**Extracted information**

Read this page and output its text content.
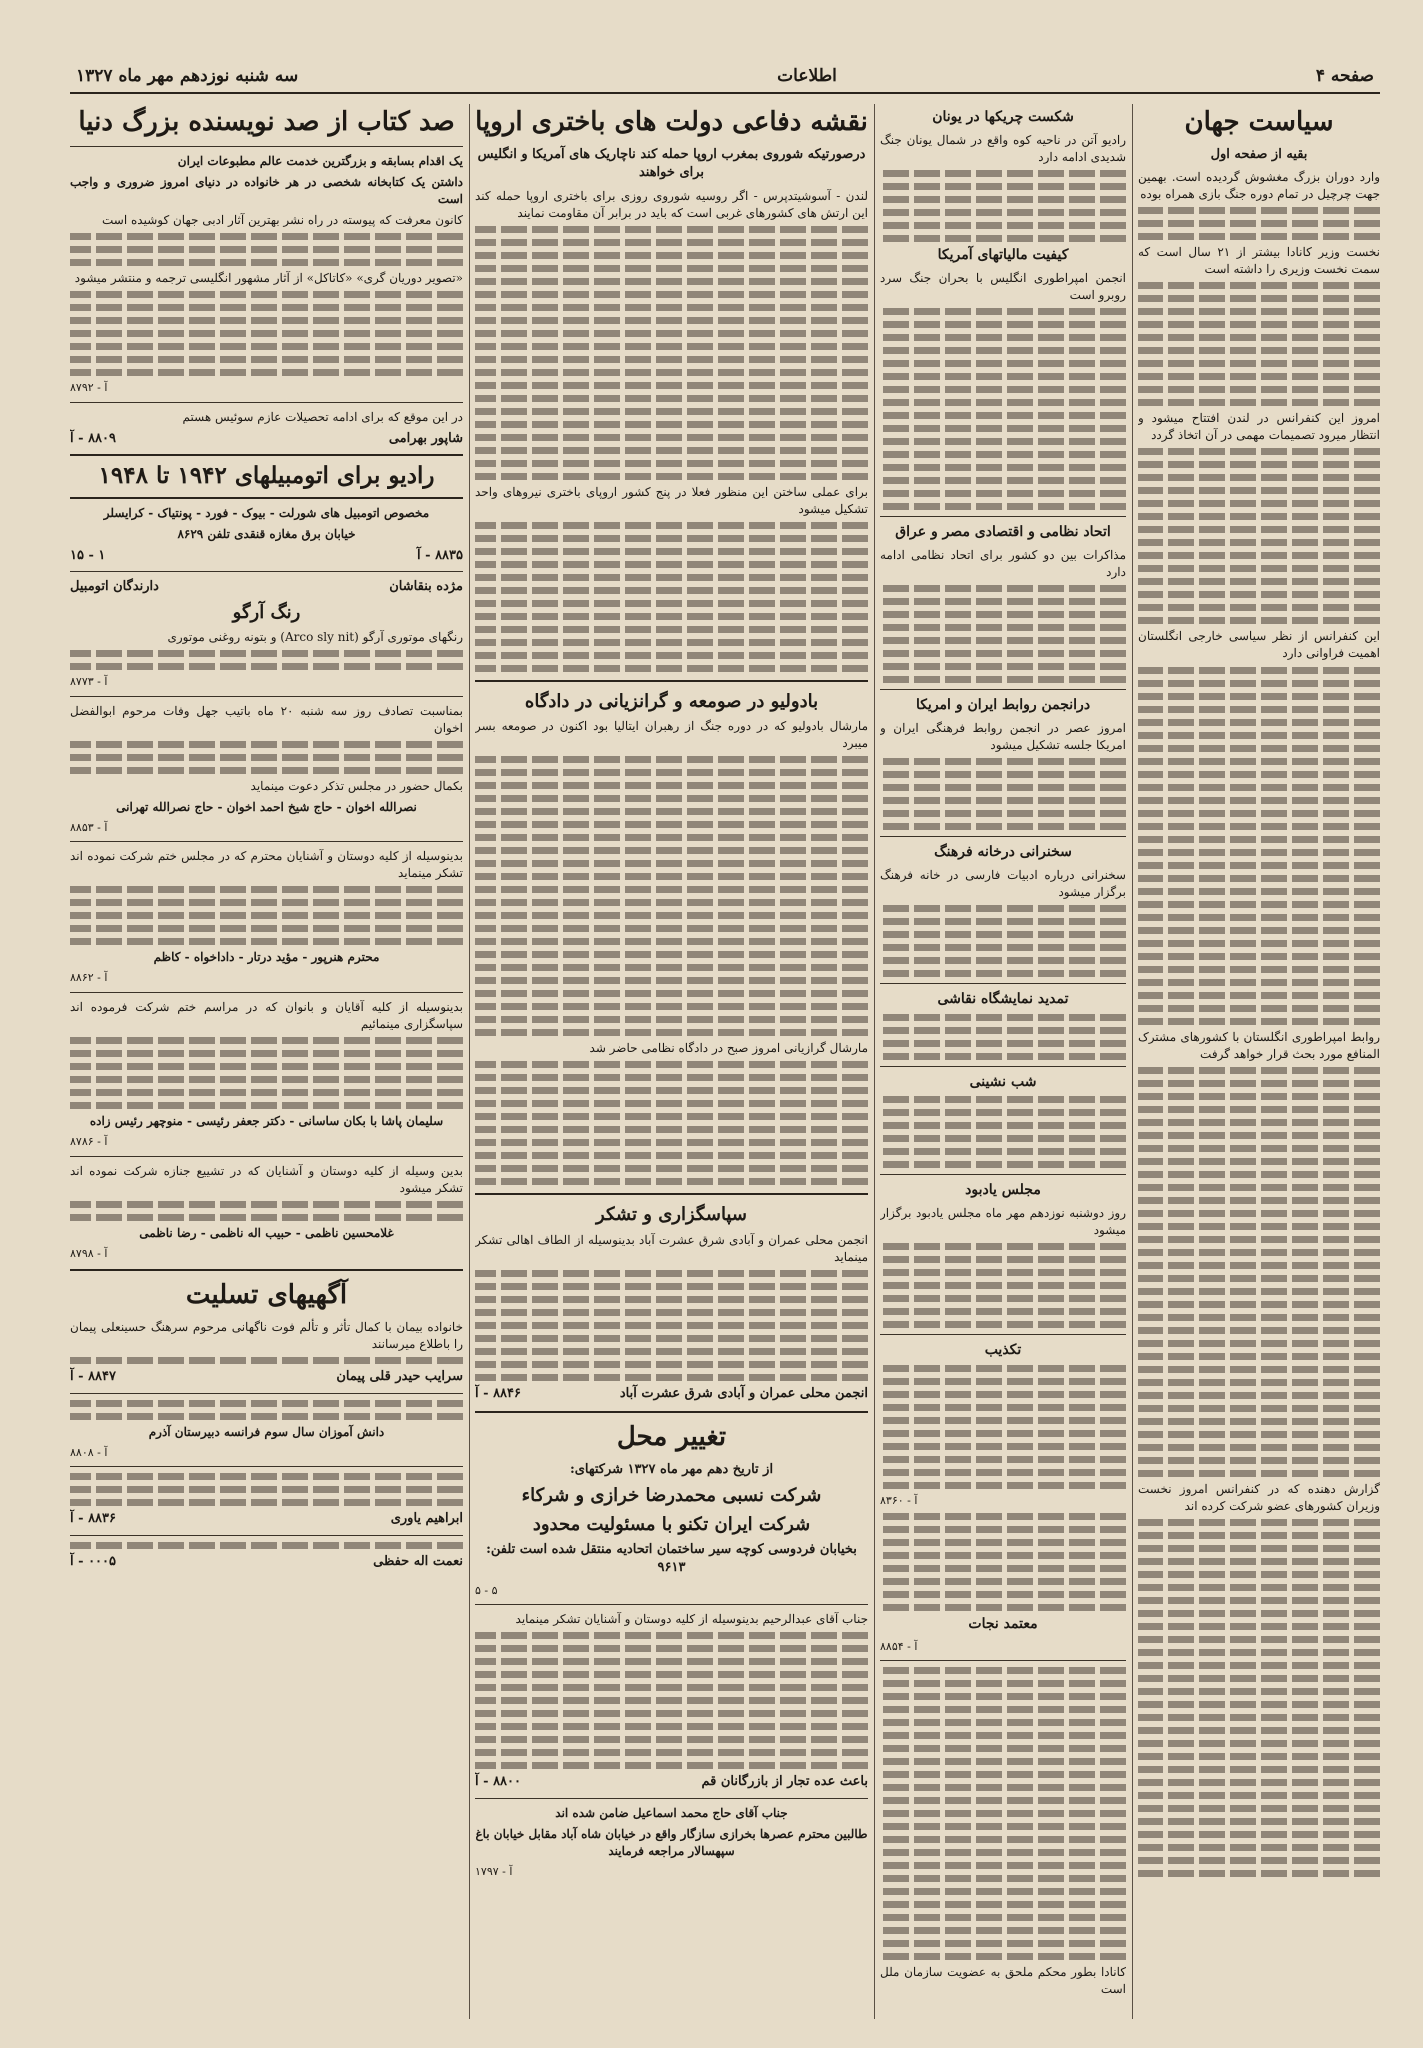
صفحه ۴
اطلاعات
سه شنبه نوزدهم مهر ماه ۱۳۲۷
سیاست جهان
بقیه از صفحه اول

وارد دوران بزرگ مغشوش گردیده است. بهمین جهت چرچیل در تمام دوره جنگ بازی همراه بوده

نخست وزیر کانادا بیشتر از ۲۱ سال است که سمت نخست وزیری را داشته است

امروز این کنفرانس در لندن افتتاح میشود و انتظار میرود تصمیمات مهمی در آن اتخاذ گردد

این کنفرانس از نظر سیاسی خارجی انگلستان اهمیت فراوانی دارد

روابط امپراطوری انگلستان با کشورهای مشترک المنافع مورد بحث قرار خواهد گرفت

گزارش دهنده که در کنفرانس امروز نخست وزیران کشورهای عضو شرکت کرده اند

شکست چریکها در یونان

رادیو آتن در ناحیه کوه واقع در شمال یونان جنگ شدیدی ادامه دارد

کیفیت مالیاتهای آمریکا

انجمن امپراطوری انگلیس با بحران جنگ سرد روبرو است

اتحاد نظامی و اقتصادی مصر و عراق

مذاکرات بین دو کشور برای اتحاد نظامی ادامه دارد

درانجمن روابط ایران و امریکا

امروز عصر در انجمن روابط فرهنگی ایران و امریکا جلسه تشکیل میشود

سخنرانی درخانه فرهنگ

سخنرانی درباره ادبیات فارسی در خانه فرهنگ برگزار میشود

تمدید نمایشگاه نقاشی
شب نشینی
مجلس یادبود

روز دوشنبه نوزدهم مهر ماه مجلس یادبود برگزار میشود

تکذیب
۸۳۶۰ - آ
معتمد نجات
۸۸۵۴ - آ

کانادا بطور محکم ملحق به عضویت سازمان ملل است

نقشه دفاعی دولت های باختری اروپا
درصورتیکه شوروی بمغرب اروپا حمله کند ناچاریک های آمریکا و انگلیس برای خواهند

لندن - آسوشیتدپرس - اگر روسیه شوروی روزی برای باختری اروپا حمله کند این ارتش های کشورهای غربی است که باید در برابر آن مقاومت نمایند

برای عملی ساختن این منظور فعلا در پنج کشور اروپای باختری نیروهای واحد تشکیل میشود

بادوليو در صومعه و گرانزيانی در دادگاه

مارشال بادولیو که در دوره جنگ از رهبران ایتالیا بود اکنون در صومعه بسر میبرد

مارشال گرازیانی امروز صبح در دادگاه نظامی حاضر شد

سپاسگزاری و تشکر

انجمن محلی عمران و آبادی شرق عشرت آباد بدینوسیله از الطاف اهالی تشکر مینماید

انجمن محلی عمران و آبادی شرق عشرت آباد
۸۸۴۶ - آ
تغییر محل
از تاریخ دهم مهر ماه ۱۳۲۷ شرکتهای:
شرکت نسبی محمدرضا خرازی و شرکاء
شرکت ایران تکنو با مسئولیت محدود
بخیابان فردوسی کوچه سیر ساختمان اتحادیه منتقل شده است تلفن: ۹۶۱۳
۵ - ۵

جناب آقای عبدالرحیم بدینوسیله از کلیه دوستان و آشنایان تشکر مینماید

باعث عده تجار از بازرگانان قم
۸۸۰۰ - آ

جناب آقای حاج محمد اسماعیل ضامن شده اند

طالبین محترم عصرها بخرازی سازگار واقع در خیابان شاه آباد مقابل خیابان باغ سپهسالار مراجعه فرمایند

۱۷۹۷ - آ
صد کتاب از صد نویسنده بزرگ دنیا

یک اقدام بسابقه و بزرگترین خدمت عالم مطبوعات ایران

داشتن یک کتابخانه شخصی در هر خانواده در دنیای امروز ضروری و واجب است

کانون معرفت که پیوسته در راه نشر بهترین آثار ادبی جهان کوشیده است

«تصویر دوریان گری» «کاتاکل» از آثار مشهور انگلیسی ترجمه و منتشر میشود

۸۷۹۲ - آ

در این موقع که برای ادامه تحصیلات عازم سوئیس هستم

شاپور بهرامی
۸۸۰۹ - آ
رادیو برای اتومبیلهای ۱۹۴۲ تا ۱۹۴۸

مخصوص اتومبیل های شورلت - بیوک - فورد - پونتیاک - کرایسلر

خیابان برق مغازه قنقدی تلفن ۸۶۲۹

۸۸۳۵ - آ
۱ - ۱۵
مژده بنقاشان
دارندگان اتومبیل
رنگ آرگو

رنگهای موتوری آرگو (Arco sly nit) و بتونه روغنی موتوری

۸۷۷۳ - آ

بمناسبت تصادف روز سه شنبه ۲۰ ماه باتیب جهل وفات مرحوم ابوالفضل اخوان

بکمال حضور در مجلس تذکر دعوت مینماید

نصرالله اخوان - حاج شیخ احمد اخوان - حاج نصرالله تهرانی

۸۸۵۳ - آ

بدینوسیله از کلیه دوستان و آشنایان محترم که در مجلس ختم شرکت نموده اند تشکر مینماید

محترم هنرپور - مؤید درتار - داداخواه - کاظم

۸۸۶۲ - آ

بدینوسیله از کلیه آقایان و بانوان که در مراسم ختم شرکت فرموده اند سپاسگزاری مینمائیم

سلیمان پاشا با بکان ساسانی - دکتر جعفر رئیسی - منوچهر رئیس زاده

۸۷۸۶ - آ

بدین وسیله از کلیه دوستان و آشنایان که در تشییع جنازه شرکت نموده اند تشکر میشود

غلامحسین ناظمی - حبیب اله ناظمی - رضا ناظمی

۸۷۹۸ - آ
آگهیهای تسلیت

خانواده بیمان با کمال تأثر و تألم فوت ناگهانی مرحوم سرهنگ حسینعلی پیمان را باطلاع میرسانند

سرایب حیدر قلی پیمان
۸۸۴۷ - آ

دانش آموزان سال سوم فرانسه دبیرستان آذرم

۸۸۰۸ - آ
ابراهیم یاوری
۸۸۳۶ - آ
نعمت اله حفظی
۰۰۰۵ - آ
---
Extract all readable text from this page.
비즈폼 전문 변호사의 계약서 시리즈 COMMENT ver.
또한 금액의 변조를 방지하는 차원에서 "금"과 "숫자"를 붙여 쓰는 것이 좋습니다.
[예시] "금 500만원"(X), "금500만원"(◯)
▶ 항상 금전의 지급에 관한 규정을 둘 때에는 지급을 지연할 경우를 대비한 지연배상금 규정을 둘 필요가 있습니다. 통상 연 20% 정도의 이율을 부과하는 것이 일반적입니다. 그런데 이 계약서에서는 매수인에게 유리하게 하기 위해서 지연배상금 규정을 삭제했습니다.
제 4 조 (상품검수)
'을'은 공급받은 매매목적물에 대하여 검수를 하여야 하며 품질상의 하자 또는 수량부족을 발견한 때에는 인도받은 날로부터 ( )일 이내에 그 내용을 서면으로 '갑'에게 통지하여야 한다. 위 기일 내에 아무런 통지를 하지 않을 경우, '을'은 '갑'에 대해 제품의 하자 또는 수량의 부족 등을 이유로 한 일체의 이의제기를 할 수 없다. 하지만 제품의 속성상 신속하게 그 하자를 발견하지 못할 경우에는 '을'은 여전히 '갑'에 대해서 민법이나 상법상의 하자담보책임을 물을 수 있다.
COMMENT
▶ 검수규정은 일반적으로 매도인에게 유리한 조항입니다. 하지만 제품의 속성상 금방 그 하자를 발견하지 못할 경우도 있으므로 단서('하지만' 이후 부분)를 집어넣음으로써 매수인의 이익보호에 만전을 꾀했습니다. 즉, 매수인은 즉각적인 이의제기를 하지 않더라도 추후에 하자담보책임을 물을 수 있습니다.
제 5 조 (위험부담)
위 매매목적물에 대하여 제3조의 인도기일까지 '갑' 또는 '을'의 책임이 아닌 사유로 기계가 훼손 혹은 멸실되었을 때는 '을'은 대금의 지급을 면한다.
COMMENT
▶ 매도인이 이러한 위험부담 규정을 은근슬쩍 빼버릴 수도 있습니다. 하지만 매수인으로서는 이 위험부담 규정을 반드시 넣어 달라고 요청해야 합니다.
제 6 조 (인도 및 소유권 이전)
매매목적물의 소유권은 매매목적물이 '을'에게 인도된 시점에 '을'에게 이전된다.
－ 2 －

**Given problem**
Filter the records, keeping only lines that contain "میشود", and show those lines.

**Worked solution**
امروز این کنفرانس در لندن افتتاح میشود و انتظار میرود تصمیمات مهمی در آن اتخاذ گردد
امروز عصر در انجمن روابط فرهنگی ایران و امریکا جلسه تشکیل میشود
سخنرانی درباره ادبیات فارسی در خانه فرهنگ برگزار میشود
روز دوشنبه نوزدهم مهر ماه مجلس یادبود برگزار میشود
برای عملی ساختن این منظور فعلا در پنج کشور اروپای باختری نیروهای واحد تشکیل میشود
«تصویر دوریان گری» «کاتاکل» از آثار مشهور انگلیسی ترجمه و منتشر میشود
بدین وسیله از کلیه دوستان و آشنایان که در تشییع جنازه شرکت نموده اند تشکر میشود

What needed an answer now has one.